##### ITEMS #####

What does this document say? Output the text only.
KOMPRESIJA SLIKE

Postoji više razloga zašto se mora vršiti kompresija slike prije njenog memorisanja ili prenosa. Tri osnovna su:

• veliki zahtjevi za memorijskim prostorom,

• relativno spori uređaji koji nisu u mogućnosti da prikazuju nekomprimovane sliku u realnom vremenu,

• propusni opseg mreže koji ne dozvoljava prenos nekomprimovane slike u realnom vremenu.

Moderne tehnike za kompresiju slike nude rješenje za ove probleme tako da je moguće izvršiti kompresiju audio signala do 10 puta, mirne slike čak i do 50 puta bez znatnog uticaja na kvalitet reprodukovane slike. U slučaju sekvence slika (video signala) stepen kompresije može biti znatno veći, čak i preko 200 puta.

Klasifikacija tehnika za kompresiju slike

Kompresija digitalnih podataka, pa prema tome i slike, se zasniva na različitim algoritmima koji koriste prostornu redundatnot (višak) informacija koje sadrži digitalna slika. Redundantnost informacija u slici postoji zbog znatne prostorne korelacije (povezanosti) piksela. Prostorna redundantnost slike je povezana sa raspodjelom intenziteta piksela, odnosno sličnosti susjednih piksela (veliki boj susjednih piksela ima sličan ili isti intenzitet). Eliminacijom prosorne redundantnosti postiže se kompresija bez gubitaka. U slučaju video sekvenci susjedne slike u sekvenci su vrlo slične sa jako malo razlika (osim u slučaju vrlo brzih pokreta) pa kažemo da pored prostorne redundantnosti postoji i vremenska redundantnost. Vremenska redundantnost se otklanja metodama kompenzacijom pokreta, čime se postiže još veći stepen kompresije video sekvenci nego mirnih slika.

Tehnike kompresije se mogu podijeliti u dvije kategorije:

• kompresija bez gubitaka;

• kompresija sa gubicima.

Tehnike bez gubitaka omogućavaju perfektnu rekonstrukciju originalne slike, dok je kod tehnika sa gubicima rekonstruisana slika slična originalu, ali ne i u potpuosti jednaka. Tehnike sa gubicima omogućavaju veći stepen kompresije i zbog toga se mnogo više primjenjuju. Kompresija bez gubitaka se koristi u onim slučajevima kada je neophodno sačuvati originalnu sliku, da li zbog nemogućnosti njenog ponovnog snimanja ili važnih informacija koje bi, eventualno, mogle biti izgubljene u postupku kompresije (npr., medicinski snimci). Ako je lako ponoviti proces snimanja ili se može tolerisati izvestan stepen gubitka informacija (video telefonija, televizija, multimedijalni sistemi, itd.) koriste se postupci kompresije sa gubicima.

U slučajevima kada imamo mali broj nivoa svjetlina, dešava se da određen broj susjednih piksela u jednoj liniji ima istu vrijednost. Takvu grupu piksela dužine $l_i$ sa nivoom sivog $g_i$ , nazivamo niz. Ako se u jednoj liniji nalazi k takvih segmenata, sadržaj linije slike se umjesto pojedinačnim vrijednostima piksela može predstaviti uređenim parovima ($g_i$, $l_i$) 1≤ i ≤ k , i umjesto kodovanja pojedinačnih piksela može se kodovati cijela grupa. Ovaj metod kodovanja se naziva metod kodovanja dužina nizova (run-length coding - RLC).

#####

▸ **TASK REQUIREMENTS**:
Report every line containing the word "tehnika" from the listing above.

▸ **RESPONSE TO THE EXERCISE**:
Klasifikacija tehnika za kompresiju slike
Tehnike bez gubitaka omogućavaju perfektnu rekonstrukciju originalne slike, dok je kod tehnika sa gubicima rekonstruisana slika slična originalu, ali ne i u potpuosti jednaka. Tehnike sa gubicima omogućavaju veći stepen kompresije i zbog toga se mnogo više primjenjuju. Kompresija bez gubitaka se koristi u onim slučajevima kada je neophodno sačuvati originalnu sliku, da li zbog nemogućnosti njenog ponovnog snimanja ili važnih informacija koje bi, eventualno, mogle biti izgubljene u postupku kompresije (npr., medicinski snimci). Ako je lako ponoviti proces snimanja ili se može tolerisati izvestan stepen gubitka informacija (video telefonija, televizija, multimedijalni sistemi, itd.) koriste se postupci kompresije sa gubicima.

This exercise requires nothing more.